--- BEGIN ---

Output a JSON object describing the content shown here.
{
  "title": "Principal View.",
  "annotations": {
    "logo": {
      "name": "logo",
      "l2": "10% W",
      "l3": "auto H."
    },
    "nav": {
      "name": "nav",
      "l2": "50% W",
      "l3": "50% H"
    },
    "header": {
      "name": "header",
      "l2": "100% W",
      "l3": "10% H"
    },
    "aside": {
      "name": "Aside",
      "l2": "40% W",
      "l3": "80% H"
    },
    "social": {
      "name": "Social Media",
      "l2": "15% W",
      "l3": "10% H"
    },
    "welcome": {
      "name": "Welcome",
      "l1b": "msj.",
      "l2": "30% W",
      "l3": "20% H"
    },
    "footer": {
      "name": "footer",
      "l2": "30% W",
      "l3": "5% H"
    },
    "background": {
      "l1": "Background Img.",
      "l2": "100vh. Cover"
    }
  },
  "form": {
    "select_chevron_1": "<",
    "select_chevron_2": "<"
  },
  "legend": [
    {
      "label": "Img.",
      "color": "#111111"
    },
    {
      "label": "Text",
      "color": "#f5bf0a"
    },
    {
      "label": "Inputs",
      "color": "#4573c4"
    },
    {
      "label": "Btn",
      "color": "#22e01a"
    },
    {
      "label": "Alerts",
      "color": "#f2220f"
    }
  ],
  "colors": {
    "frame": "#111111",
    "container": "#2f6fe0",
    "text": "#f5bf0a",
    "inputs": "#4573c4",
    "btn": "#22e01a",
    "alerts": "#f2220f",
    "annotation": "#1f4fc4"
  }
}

--- END ---
--- BEGIN ---

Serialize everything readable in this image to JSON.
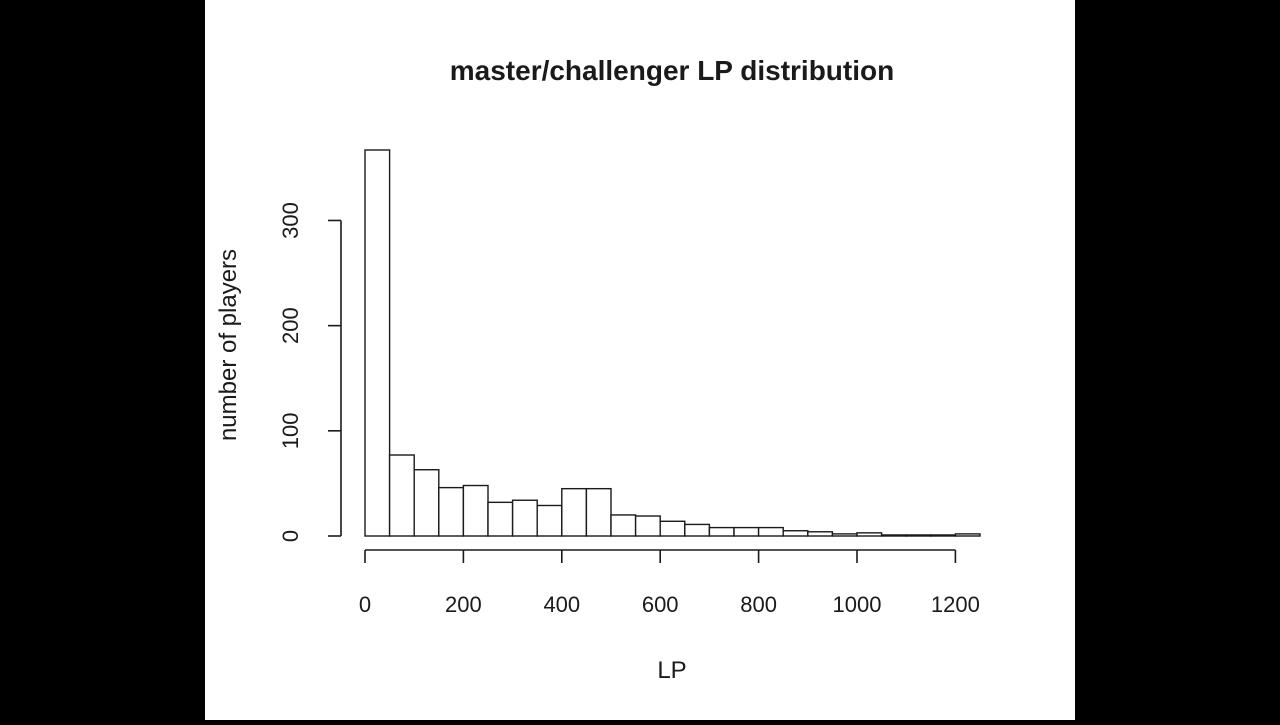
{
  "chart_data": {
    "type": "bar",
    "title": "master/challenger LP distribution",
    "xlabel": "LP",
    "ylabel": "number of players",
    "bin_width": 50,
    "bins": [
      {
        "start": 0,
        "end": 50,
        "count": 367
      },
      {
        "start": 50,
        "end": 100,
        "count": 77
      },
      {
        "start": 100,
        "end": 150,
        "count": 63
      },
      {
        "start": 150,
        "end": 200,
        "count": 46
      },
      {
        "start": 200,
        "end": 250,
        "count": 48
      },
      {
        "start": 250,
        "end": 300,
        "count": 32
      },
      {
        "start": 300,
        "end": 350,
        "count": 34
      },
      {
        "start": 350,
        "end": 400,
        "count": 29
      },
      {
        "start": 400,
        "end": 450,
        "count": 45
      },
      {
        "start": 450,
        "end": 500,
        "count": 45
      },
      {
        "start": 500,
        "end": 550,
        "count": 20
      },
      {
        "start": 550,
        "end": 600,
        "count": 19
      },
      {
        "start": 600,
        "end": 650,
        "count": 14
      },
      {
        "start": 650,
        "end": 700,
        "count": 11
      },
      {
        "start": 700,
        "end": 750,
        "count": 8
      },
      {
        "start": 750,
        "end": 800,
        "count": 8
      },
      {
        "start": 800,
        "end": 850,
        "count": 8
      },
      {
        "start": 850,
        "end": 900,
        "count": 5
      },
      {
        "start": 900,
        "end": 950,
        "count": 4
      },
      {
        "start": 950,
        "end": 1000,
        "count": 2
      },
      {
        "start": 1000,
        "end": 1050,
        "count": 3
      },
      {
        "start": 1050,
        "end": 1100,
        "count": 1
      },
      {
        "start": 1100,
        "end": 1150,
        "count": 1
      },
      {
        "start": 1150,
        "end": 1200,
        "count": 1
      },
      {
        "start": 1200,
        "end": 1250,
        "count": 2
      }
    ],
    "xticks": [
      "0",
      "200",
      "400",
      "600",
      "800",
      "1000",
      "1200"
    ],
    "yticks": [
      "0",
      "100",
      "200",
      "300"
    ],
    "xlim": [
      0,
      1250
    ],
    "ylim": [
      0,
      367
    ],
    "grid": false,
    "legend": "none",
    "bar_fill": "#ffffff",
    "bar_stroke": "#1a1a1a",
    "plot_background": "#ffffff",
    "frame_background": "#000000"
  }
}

--- END ---
--- BEGIN ---

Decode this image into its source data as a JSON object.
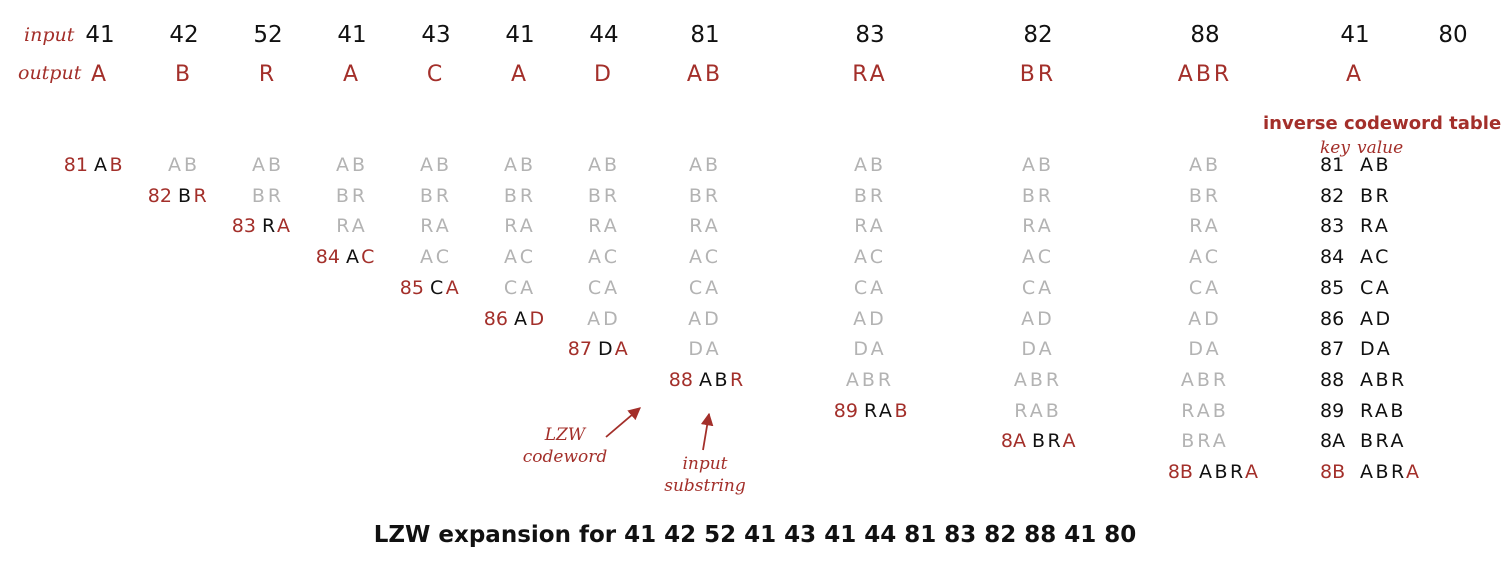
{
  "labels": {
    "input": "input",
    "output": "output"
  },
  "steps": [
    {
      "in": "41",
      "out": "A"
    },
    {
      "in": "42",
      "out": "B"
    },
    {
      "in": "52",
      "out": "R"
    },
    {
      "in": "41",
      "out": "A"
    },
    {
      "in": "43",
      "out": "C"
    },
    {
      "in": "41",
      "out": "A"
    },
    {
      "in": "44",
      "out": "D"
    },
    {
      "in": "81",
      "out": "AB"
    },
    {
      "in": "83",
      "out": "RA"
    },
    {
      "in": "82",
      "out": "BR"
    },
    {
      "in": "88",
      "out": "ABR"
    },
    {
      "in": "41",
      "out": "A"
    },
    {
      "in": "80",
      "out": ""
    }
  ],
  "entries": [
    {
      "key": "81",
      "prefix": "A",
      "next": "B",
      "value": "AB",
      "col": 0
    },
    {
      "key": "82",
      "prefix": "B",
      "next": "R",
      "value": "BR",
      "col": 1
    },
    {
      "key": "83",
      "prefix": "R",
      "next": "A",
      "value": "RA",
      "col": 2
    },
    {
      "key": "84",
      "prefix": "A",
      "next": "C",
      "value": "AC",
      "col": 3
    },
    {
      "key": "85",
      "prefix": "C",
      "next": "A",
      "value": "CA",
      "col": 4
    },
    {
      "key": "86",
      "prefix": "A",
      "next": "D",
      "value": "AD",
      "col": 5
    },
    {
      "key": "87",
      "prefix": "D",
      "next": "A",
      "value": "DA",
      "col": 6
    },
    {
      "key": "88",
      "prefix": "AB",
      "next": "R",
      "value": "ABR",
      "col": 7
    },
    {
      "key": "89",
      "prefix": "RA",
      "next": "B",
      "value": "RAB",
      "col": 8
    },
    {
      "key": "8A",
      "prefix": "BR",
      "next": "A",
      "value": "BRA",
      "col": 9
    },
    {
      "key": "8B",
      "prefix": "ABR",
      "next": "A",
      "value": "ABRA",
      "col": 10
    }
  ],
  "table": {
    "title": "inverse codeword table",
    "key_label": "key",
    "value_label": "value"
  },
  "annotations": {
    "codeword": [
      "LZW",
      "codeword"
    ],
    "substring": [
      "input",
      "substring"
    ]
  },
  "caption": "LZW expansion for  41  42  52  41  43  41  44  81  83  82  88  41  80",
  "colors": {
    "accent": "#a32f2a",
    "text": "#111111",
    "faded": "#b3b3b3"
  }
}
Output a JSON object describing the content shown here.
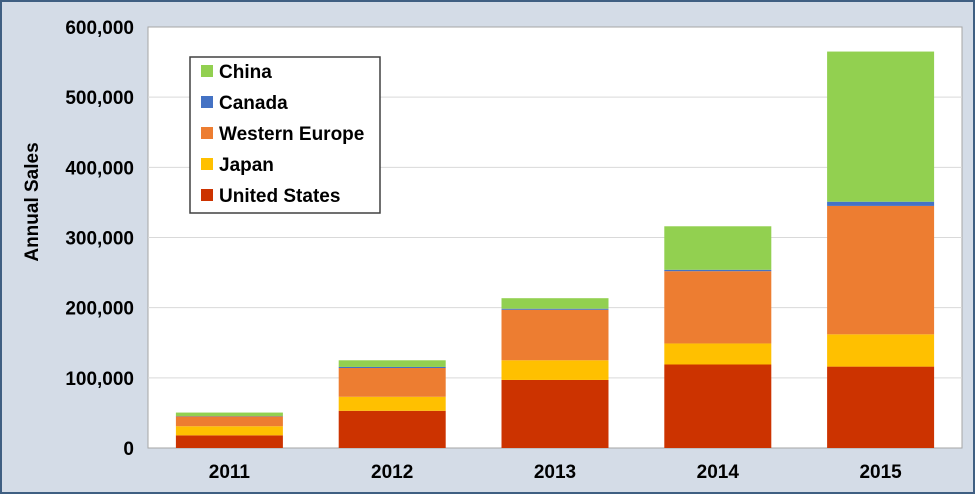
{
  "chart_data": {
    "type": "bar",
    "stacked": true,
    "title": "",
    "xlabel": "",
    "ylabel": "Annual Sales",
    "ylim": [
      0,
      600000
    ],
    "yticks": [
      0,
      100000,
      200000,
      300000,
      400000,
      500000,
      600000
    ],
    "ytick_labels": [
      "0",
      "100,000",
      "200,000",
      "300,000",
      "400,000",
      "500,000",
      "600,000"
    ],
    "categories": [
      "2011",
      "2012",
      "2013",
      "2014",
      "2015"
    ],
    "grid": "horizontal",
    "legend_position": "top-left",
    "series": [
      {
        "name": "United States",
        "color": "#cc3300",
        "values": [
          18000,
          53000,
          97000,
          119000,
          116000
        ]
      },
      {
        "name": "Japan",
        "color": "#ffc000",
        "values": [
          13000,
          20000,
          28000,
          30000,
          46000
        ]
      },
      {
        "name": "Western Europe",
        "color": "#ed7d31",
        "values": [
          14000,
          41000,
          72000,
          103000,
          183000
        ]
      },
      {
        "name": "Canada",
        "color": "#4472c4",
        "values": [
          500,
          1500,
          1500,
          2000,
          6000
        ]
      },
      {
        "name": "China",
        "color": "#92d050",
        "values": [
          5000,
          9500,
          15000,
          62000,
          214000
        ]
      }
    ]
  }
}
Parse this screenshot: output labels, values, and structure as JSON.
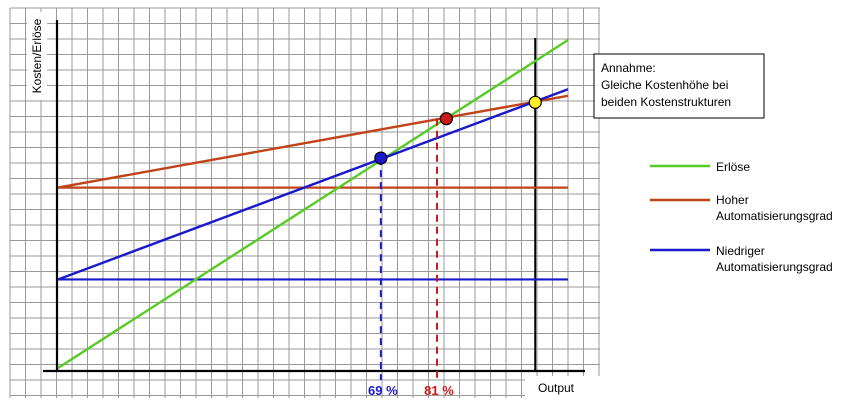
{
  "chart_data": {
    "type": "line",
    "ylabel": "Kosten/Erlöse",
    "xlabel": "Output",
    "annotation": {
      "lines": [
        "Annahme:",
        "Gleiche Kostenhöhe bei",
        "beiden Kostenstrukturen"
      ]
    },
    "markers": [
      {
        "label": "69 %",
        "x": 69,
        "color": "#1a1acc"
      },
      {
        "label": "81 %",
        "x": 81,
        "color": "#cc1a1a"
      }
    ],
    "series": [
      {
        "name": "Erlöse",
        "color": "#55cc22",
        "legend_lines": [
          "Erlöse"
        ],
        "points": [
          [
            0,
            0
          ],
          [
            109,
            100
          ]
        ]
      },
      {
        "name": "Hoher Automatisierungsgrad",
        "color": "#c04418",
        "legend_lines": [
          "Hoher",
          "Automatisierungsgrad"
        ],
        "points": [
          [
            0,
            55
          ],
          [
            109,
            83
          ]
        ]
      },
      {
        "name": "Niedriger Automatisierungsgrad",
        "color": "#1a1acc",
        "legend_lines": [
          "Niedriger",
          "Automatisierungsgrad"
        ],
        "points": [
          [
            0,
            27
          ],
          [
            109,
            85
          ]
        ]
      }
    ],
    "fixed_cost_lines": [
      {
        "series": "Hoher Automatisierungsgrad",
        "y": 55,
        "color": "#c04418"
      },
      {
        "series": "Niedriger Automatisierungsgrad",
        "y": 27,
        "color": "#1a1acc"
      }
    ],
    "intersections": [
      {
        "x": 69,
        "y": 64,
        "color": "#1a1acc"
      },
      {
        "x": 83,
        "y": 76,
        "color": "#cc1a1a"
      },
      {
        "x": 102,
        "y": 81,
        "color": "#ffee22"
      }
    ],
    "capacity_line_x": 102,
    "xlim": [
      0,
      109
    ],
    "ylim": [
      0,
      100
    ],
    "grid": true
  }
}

--- END ---

> [Required work] Go over the data above and copy every line that has the word "series" in it.

> [The response]
    "series": [
    "series": [
        "series": "Hoher Automatisierungsgrad",
        "series": "Niedriger Automatisierungsgrad",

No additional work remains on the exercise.